**Material for the task**
------------------------------------------------------------

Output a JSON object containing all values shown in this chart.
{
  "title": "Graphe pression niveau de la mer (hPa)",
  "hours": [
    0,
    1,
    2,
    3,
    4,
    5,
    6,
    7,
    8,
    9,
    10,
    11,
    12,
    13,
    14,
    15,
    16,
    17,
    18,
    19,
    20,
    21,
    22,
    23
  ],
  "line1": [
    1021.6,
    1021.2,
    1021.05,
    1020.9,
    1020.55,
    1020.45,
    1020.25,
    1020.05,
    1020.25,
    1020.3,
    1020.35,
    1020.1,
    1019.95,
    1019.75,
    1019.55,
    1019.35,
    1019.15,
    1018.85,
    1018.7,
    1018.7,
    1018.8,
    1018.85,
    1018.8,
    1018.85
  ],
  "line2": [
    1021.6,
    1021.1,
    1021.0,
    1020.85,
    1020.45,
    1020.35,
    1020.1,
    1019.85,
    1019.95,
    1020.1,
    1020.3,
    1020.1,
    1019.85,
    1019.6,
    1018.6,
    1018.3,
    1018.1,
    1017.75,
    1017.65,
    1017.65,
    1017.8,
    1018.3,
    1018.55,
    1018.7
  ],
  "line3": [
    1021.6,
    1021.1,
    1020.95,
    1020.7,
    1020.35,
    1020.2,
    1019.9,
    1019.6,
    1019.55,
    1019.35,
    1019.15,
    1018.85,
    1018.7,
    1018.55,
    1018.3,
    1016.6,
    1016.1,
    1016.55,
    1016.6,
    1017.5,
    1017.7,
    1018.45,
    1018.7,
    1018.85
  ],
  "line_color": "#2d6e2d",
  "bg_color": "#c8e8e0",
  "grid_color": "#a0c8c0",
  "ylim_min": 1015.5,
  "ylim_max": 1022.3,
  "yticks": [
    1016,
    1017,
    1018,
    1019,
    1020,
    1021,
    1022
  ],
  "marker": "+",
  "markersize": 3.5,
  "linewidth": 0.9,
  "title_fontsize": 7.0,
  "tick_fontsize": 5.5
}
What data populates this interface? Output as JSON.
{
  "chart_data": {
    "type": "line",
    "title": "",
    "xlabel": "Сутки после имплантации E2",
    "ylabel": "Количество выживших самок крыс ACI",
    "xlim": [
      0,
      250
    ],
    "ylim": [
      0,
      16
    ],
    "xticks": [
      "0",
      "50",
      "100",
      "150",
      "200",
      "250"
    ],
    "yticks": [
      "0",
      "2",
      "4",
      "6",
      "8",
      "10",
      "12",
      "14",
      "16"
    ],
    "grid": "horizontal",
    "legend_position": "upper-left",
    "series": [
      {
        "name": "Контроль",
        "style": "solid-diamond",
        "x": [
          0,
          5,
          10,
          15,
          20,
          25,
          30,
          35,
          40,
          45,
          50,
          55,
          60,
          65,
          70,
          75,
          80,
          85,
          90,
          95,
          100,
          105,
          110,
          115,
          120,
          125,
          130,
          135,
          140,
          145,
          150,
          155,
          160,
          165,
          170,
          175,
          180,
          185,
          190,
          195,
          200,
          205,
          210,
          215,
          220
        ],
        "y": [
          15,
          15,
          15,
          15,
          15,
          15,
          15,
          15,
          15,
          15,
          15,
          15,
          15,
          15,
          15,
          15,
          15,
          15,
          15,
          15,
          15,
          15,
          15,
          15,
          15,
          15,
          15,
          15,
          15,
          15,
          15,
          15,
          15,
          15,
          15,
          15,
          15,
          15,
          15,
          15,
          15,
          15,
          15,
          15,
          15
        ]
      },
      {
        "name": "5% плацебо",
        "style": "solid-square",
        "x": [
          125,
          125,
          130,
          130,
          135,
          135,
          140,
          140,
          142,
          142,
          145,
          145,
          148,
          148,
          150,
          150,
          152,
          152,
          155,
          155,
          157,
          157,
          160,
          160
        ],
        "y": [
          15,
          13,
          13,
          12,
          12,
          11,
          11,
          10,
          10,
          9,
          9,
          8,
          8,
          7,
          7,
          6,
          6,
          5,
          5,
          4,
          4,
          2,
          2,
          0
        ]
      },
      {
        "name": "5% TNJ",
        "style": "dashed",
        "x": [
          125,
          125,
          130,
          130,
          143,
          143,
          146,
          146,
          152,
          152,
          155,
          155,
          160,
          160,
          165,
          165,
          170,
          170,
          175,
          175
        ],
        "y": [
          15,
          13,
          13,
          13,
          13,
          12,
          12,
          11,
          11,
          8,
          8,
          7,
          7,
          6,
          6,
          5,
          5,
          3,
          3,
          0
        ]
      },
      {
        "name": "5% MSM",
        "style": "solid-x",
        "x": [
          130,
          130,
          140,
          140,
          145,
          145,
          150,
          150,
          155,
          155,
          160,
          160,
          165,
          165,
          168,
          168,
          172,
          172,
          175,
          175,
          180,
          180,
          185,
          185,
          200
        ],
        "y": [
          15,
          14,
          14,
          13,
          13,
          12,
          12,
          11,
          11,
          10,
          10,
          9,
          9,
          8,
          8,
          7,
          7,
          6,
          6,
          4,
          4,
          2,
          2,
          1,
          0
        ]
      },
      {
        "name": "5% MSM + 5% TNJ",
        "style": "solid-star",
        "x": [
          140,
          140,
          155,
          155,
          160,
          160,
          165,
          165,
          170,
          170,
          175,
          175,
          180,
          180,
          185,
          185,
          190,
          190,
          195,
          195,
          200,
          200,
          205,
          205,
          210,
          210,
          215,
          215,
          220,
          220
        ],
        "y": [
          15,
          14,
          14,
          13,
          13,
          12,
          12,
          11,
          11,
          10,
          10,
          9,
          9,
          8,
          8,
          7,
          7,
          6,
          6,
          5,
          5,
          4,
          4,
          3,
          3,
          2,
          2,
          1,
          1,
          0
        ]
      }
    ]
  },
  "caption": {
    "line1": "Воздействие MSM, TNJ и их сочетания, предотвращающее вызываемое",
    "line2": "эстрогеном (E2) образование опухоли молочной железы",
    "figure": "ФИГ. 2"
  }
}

------------------------------------------------------------

**Given task**
Reproduce the material above without altering a single character.

**Correct answer**
Output a JSON object containing all values shown in this chart.
{
  "title": "Graphe pression niveau de la mer (hPa)",
  "hours": [
    0,
    1,
    2,
    3,
    4,
    5,
    6,
    7,
    8,
    9,
    10,
    11,
    12,
    13,
    14,
    15,
    16,
    17,
    18,
    19,
    20,
    21,
    22,
    23
  ],
  "line1": [
    1021.6,
    1021.2,
    1021.05,
    1020.9,
    1020.55,
    1020.45,
    1020.25,
    1020.05,
    1020.25,
    1020.3,
    1020.35,
    1020.1,
    1019.95,
    1019.75,
    1019.55,
    1019.35,
    1019.15,
    1018.85,
    1018.7,
    1018.7,
    1018.8,
    1018.85,
    1018.8,
    1018.85
  ],
  "line2": [
    1021.6,
    1021.1,
    1021.0,
    1020.85,
    1020.45,
    1020.35,
    1020.1,
    1019.85,
    1019.95,
    1020.1,
    1020.3,
    1020.1,
    1019.85,
    1019.6,
    1018.6,
    1018.3,
    1018.1,
    1017.75,
    1017.65,
    1017.65,
    1017.8,
    1018.3,
    1018.55,
    1018.7
  ],
  "line3": [
    1021.6,
    1021.1,
    1020.95,
    1020.7,
    1020.35,
    1020.2,
    1019.9,
    1019.6,
    1019.55,
    1019.35,
    1019.15,
    1018.85,
    1018.7,
    1018.55,
    1018.3,
    1016.6,
    1016.1,
    1016.55,
    1016.6,
    1017.5,
    1017.7,
    1018.45,
    1018.7,
    1018.85
  ],
  "line_color": "#2d6e2d",
  "bg_color": "#c8e8e0",
  "grid_color": "#a0c8c0",
  "ylim_min": 1015.5,
  "ylim_max": 1022.3,
  "yticks": [
    1016,
    1017,
    1018,
    1019,
    1020,
    1021,
    1022
  ],
  "marker": "+",
  "markersize": 3.5,
  "linewidth": 0.9,
  "title_fontsize": 7.0,
  "tick_fontsize": 5.5
}
What data populates this interface? Output as JSON.
{
  "chart_data": {
    "type": "line",
    "title": "",
    "xlabel": "Сутки после имплантации E2",
    "ylabel": "Количество выживших самок крыс ACI",
    "xlim": [
      0,
      250
    ],
    "ylim": [
      0,
      16
    ],
    "xticks": [
      "0",
      "50",
      "100",
      "150",
      "200",
      "250"
    ],
    "yticks": [
      "0",
      "2",
      "4",
      "6",
      "8",
      "10",
      "12",
      "14",
      "16"
    ],
    "grid": "horizontal",
    "legend_position": "upper-left",
    "series": [
      {
        "name": "Контроль",
        "style": "solid-diamond",
        "x": [
          0,
          5,
          10,
          15,
          20,
          25,
          30,
          35,
          40,
          45,
          50,
          55,
          60,
          65,
          70,
          75,
          80,
          85,
          90,
          95,
          100,
          105,
          110,
          115,
          120,
          125,
          130,
          135,
          140,
          145,
          150,
          155,
          160,
          165,
          170,
          175,
          180,
          185,
          190,
          195,
          200,
          205,
          210,
          215,
          220
        ],
        "y": [
          15,
          15,
          15,
          15,
          15,
          15,
          15,
          15,
          15,
          15,
          15,
          15,
          15,
          15,
          15,
          15,
          15,
          15,
          15,
          15,
          15,
          15,
          15,
          15,
          15,
          15,
          15,
          15,
          15,
          15,
          15,
          15,
          15,
          15,
          15,
          15,
          15,
          15,
          15,
          15,
          15,
          15,
          15,
          15,
          15
        ]
      },
      {
        "name": "5% плацебо",
        "style": "solid-square",
        "x": [
          125,
          125,
          130,
          130,
          135,
          135,
          140,
          140,
          142,
          142,
          145,
          145,
          148,
          148,
          150,
          150,
          152,
          152,
          155,
          155,
          157,
          157,
          160,
          160
        ],
        "y": [
          15,
          13,
          13,
          12,
          12,
          11,
          11,
          10,
          10,
          9,
          9,
          8,
          8,
          7,
          7,
          6,
          6,
          5,
          5,
          4,
          4,
          2,
          2,
          0
        ]
      },
      {
        "name": "5% TNJ",
        "style": "dashed",
        "x": [
          125,
          125,
          130,
          130,
          143,
          143,
          146,
          146,
          152,
          152,
          155,
          155,
          160,
          160,
          165,
          165,
          170,
          170,
          175,
          175
        ],
        "y": [
          15,
          13,
          13,
          13,
          13,
          12,
          12,
          11,
          11,
          8,
          8,
          7,
          7,
          6,
          6,
          5,
          5,
          3,
          3,
          0
        ]
      },
      {
        "name": "5% MSM",
        "style": "solid-x",
        "x": [
          130,
          130,
          140,
          140,
          145,
          145,
          150,
          150,
          155,
          155,
          160,
          160,
          165,
          165,
          168,
          168,
          172,
          172,
          175,
          175,
          180,
          180,
          185,
          185,
          200
        ],
        "y": [
          15,
          14,
          14,
          13,
          13,
          12,
          12,
          11,
          11,
          10,
          10,
          9,
          9,
          8,
          8,
          7,
          7,
          6,
          6,
          4,
          4,
          2,
          2,
          1,
          0
        ]
      },
      {
        "name": "5% MSM + 5% TNJ",
        "style": "solid-star",
        "x": [
          140,
          140,
          155,
          155,
          160,
          160,
          165,
          165,
          170,
          170,
          175,
          175,
          180,
          180,
          185,
          185,
          190,
          190,
          195,
          195,
          200,
          200,
          205,
          205,
          210,
          210,
          215,
          215,
          220,
          220
        ],
        "y": [
          15,
          14,
          14,
          13,
          13,
          12,
          12,
          11,
          11,
          10,
          10,
          9,
          9,
          8,
          8,
          7,
          7,
          6,
          6,
          5,
          5,
          4,
          4,
          3,
          3,
          2,
          2,
          1,
          1,
          0
        ]
      }
    ]
  },
  "caption": {
    "line1": "Воздействие MSM, TNJ и их сочетания, предотвращающее вызываемое",
    "line2": "эстрогеном (E2) образование опухоли молочной железы",
    "figure": "ФИГ. 2"
  }
}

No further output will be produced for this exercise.